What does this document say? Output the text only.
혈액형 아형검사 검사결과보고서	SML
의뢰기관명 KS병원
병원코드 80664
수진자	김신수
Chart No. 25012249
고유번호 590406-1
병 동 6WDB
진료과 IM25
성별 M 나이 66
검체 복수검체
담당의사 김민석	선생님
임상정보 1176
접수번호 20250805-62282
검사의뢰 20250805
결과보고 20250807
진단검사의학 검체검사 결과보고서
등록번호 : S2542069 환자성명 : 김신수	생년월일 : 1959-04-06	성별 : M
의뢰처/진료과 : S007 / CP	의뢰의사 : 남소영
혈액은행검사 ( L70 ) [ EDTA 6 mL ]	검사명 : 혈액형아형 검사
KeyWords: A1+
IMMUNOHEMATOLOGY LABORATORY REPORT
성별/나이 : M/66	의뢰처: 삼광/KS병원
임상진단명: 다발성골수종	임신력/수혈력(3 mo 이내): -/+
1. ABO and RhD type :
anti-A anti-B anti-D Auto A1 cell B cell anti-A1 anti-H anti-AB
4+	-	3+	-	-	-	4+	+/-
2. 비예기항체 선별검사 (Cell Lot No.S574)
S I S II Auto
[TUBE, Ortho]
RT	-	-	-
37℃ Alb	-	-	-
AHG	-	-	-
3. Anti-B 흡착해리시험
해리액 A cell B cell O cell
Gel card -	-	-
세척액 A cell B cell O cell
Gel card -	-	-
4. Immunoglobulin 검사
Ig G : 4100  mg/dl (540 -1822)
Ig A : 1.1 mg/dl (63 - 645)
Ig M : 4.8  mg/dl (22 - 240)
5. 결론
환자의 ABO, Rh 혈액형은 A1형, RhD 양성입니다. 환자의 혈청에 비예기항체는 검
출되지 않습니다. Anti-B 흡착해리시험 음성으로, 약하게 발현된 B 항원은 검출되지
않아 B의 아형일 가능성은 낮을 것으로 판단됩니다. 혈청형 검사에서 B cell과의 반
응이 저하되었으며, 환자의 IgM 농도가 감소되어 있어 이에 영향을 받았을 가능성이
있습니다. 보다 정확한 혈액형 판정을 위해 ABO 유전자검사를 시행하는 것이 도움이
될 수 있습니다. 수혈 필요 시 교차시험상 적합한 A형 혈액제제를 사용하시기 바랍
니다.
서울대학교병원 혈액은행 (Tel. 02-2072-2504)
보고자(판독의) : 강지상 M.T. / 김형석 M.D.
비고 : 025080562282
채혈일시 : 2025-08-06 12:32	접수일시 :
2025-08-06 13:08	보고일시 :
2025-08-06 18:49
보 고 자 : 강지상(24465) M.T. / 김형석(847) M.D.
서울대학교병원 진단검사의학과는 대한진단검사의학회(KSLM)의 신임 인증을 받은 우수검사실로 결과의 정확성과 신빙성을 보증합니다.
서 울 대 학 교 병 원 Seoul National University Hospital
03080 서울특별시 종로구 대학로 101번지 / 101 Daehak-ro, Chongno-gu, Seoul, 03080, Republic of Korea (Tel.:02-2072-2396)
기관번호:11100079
══════════
» YOUR OBJECTIVE
Say how many lines in this material hold "있습니다", and say nothing else.

» REPLY
2